Some records:
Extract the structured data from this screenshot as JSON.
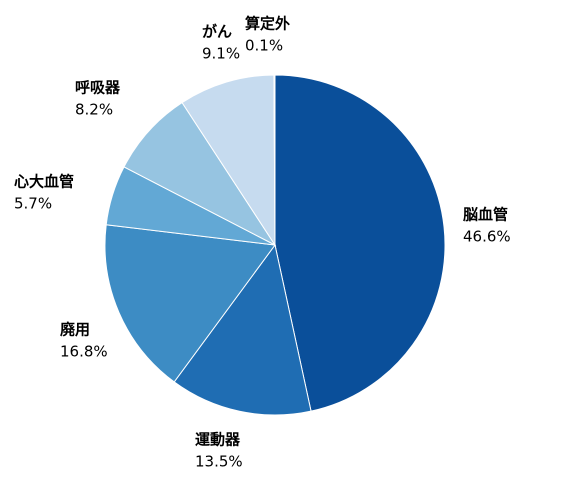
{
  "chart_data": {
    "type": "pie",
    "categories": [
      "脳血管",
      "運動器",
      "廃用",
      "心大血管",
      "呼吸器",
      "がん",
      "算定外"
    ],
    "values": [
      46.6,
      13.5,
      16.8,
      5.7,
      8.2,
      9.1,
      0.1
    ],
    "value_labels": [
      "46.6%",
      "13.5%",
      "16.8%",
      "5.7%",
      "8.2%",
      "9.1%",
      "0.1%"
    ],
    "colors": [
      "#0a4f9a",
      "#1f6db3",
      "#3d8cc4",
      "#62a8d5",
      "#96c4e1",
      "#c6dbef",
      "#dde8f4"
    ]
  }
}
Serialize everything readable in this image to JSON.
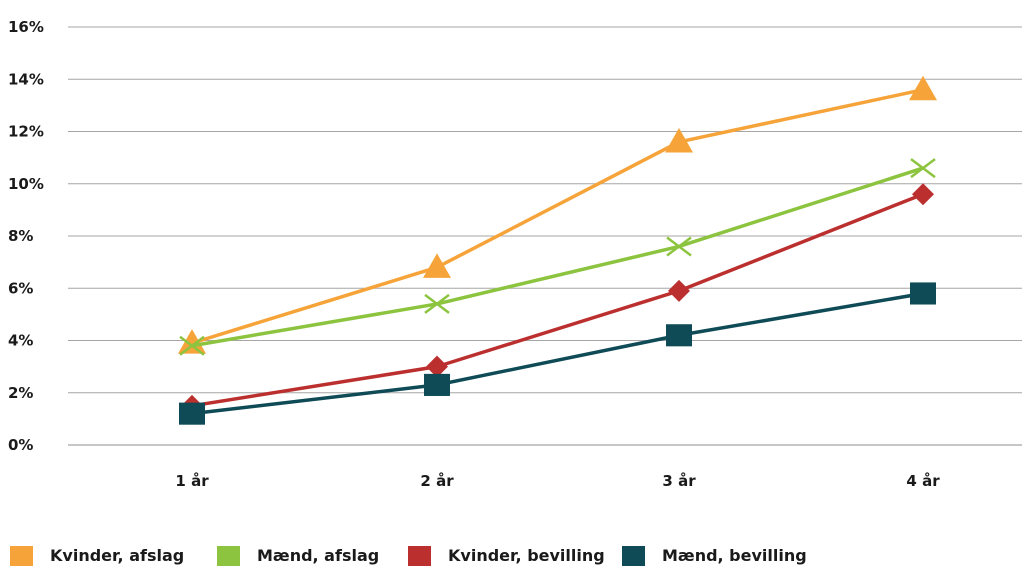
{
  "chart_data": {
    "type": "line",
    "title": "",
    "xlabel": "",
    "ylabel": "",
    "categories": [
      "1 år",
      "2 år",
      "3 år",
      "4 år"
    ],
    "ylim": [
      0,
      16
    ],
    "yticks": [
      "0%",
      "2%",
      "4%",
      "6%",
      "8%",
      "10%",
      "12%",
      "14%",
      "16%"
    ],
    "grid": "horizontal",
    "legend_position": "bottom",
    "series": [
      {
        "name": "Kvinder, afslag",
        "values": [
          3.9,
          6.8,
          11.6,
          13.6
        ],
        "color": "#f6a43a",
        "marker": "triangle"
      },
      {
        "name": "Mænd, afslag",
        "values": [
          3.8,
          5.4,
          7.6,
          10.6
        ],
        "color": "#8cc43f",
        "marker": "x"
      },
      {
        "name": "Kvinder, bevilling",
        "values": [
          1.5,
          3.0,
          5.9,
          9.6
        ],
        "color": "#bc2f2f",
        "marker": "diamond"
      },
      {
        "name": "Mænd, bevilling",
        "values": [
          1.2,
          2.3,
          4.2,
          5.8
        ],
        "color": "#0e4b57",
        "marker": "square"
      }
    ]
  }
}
* * *
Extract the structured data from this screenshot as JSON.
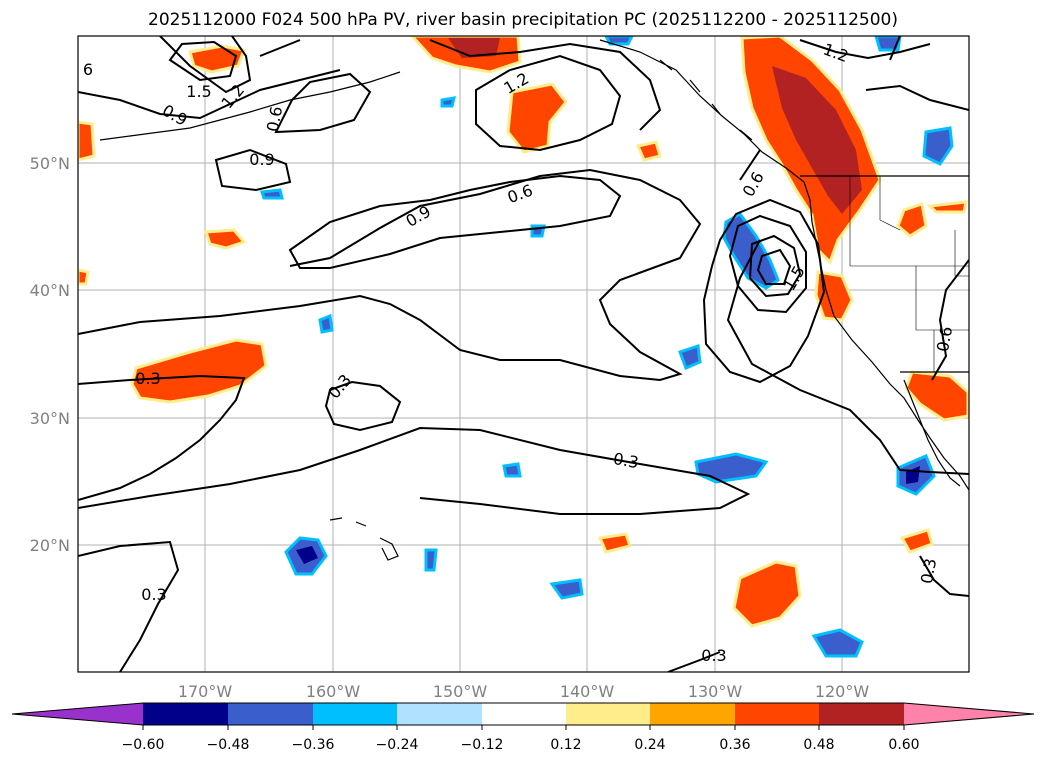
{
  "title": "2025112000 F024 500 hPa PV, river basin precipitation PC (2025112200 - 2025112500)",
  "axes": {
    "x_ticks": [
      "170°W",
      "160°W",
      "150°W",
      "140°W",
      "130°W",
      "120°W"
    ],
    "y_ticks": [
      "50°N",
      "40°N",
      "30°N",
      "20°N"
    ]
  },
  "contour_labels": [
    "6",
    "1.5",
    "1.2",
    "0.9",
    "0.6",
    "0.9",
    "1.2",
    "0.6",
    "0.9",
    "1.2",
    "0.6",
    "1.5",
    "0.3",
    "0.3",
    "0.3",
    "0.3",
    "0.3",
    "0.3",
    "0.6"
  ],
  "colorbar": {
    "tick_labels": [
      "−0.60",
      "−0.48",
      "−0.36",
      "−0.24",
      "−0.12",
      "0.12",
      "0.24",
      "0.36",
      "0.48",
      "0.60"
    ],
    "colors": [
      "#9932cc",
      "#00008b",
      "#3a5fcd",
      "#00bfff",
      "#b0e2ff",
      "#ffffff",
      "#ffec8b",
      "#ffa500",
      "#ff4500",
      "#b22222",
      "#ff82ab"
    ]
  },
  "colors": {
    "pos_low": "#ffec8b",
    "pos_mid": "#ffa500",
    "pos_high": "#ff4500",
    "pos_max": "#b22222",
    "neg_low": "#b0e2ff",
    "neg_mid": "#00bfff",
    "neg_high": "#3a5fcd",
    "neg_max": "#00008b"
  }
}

Problem: Your answer should be a single number: the count of lines in the listing that contain the word "name".

Reply to the task: 4